> _SHORT TASK_:
Identify and copy all lines of the material where the string "type" is found.

— Start DATA FOR THIS TASK —

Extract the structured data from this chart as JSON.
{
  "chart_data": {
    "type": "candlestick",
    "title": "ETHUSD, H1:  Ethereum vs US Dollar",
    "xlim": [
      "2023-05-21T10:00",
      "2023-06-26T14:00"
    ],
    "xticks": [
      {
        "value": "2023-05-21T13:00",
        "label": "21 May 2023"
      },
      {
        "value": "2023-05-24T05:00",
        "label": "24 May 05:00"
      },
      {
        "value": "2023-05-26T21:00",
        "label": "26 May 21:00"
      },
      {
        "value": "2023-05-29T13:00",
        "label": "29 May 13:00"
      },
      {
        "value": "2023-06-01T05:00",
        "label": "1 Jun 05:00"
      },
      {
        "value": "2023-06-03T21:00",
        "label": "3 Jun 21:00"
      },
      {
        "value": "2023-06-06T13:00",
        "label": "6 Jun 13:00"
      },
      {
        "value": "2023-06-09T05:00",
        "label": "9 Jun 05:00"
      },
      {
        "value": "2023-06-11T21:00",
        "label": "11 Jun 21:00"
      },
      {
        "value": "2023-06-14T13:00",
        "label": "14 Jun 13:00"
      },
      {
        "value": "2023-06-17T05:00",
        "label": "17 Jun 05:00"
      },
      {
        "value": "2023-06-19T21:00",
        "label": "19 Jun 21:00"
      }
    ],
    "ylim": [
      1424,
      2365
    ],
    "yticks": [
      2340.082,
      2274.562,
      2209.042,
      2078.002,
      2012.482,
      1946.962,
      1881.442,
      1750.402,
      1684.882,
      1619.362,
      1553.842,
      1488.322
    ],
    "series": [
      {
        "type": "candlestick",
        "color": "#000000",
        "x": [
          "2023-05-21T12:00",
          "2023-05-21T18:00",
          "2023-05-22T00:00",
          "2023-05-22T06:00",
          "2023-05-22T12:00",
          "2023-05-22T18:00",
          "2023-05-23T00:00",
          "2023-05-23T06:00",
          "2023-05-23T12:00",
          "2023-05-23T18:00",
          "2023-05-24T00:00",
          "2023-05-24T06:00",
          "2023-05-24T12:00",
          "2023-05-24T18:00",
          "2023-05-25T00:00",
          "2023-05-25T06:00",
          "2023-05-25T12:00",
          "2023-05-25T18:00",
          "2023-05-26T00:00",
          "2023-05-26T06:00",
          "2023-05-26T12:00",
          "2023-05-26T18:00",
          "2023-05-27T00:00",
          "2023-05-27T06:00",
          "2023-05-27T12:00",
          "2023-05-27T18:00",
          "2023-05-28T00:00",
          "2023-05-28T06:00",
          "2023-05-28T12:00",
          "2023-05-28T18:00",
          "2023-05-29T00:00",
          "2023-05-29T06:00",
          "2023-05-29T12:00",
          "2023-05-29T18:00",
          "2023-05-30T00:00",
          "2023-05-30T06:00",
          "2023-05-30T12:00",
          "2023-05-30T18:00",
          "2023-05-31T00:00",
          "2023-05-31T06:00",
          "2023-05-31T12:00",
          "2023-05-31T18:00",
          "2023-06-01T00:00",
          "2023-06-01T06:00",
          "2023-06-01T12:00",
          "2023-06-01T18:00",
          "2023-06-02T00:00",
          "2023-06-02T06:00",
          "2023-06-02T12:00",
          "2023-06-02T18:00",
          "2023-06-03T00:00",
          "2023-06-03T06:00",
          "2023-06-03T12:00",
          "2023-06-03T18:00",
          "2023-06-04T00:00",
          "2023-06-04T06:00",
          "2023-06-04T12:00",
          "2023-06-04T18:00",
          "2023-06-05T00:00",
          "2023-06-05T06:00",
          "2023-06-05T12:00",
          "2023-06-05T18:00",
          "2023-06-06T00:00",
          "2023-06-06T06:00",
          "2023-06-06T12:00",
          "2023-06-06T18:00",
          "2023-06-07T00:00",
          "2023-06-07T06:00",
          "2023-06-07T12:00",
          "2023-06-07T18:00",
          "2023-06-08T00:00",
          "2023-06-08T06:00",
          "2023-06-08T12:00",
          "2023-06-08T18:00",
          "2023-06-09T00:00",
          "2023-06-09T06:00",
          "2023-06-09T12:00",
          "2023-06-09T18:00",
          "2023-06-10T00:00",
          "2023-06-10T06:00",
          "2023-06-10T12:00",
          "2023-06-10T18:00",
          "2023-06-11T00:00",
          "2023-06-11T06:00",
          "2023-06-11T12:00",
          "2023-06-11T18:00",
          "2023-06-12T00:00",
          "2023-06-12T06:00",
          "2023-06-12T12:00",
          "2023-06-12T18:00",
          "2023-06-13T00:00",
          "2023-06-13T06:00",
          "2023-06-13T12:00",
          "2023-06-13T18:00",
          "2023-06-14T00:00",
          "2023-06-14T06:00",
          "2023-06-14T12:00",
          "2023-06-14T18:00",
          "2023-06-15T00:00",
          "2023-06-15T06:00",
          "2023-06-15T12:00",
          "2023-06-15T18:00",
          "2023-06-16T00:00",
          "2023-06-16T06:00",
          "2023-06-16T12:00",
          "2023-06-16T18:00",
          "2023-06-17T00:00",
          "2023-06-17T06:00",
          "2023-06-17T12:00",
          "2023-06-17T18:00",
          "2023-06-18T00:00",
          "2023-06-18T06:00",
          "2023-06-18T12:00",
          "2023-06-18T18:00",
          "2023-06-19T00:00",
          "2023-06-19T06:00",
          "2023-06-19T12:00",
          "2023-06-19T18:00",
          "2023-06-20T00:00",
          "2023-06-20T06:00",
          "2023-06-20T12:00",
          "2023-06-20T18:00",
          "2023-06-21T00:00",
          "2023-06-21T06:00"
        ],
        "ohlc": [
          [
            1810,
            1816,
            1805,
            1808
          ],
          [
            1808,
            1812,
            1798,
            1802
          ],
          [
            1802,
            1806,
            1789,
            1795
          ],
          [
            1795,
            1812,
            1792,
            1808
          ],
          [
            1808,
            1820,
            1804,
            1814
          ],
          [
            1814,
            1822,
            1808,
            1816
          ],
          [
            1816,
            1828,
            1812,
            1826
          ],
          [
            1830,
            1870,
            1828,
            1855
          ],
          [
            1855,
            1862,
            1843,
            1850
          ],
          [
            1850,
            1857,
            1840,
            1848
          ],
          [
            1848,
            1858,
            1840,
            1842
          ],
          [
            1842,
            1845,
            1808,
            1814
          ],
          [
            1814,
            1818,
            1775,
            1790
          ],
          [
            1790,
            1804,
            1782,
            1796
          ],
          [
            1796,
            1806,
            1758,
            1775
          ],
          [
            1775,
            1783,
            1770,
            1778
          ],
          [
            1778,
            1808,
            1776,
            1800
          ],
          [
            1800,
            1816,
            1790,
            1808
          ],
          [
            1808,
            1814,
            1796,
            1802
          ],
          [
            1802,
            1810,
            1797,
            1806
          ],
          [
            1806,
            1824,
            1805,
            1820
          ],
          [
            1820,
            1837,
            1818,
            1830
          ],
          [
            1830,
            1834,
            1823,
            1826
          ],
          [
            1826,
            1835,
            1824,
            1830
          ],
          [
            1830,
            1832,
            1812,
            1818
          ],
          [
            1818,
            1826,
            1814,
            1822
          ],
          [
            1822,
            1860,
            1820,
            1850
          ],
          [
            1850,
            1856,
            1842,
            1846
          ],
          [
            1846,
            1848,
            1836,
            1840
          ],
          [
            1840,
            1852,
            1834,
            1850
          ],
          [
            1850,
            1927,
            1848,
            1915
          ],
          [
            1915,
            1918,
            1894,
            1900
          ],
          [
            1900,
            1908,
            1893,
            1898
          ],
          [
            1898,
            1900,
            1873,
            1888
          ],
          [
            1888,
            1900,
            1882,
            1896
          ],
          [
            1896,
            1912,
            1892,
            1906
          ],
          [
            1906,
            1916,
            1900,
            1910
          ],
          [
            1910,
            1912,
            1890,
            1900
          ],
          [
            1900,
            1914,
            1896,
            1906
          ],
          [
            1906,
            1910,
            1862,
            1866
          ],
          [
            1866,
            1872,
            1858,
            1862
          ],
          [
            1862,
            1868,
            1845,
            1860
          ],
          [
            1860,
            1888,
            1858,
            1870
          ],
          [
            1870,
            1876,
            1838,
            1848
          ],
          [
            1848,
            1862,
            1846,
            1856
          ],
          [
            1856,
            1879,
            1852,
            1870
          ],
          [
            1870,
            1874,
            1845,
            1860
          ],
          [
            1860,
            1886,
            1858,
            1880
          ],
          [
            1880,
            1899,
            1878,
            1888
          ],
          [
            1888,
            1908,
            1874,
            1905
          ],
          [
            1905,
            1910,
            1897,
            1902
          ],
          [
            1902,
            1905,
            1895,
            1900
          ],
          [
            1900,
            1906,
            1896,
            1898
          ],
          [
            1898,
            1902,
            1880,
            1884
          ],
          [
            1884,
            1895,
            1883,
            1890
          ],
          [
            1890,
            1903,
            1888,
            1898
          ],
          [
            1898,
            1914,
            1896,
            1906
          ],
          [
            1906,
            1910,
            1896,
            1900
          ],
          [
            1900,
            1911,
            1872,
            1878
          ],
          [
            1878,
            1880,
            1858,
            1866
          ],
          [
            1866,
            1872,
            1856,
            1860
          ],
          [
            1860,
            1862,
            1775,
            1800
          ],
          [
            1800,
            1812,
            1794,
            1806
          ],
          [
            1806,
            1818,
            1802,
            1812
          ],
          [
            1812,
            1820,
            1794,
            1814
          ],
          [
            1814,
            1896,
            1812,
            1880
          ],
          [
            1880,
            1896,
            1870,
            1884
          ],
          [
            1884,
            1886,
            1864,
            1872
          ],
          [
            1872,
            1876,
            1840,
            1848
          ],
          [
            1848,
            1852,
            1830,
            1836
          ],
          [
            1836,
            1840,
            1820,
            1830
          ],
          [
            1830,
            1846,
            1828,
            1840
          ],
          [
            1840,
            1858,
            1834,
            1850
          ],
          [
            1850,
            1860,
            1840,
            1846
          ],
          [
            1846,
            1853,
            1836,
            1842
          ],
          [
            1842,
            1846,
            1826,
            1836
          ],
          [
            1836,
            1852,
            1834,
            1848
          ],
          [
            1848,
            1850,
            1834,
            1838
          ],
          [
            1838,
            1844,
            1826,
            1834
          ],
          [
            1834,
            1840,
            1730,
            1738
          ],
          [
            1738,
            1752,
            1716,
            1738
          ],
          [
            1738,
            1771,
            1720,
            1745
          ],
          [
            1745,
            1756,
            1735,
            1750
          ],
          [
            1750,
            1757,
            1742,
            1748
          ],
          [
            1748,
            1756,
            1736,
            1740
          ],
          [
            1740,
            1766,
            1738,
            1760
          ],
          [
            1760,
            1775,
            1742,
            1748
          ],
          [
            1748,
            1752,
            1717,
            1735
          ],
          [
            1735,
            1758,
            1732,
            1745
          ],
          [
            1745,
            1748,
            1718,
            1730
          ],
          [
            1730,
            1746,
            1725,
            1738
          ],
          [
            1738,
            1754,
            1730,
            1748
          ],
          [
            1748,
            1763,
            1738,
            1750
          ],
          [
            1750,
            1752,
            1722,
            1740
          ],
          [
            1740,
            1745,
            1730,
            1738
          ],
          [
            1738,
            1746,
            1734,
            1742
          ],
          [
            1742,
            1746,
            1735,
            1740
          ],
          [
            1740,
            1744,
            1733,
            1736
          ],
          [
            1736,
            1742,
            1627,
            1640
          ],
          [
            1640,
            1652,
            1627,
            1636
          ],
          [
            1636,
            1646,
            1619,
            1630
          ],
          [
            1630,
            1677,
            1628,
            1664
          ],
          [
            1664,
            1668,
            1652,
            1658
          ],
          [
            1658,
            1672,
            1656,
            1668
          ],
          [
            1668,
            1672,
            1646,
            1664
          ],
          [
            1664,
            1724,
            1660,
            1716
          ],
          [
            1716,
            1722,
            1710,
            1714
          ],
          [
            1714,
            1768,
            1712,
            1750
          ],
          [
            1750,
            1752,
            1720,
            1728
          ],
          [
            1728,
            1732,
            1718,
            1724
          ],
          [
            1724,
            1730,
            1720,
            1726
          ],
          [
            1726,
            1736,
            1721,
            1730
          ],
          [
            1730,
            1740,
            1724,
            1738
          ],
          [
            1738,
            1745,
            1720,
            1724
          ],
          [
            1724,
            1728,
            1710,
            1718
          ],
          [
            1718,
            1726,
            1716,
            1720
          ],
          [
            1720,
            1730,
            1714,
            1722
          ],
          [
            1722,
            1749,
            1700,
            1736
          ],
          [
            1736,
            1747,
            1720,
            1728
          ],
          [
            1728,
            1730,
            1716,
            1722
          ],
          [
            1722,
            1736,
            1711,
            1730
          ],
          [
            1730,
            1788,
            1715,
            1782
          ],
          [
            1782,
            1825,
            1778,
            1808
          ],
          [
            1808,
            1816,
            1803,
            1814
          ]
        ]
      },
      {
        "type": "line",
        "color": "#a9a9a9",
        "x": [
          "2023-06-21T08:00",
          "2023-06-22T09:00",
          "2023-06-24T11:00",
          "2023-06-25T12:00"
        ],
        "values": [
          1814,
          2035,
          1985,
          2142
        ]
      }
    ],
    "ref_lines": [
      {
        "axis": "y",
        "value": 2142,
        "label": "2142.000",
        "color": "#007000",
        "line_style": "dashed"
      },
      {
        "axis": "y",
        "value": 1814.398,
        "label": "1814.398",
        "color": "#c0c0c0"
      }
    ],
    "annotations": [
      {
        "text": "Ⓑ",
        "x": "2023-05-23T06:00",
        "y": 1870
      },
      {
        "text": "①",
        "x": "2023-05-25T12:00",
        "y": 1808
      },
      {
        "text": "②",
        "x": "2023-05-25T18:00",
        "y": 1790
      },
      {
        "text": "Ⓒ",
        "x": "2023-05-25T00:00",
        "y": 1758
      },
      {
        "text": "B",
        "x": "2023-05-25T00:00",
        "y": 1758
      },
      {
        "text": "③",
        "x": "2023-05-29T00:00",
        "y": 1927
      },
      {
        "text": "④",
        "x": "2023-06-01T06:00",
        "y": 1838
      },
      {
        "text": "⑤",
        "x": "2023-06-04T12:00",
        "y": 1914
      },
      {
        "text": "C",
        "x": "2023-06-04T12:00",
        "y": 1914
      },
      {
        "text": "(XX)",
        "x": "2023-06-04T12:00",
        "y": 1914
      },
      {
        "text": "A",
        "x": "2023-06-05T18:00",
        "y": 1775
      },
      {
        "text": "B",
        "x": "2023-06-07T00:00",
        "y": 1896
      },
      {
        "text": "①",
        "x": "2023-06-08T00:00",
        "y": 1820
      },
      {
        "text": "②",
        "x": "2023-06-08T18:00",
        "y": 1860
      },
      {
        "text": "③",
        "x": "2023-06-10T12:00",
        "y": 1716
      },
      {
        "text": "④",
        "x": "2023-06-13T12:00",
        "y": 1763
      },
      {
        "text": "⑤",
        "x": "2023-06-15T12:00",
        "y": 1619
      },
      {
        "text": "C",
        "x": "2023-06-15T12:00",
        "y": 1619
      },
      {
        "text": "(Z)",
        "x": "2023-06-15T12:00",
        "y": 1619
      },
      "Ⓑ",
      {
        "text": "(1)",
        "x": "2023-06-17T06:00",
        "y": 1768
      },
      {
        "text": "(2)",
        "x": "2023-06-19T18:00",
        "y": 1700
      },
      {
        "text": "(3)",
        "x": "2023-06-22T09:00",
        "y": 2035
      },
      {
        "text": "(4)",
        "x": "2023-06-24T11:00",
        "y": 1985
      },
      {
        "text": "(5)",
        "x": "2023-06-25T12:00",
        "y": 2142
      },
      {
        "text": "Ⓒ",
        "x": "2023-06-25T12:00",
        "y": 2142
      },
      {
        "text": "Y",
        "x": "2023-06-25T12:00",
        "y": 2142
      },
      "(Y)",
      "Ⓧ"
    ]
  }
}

— End DATA FOR THIS TASK —

> _RESULT BELOW_:
    "type": "candlestick",
        "type": "candlestick",
        "type": "line",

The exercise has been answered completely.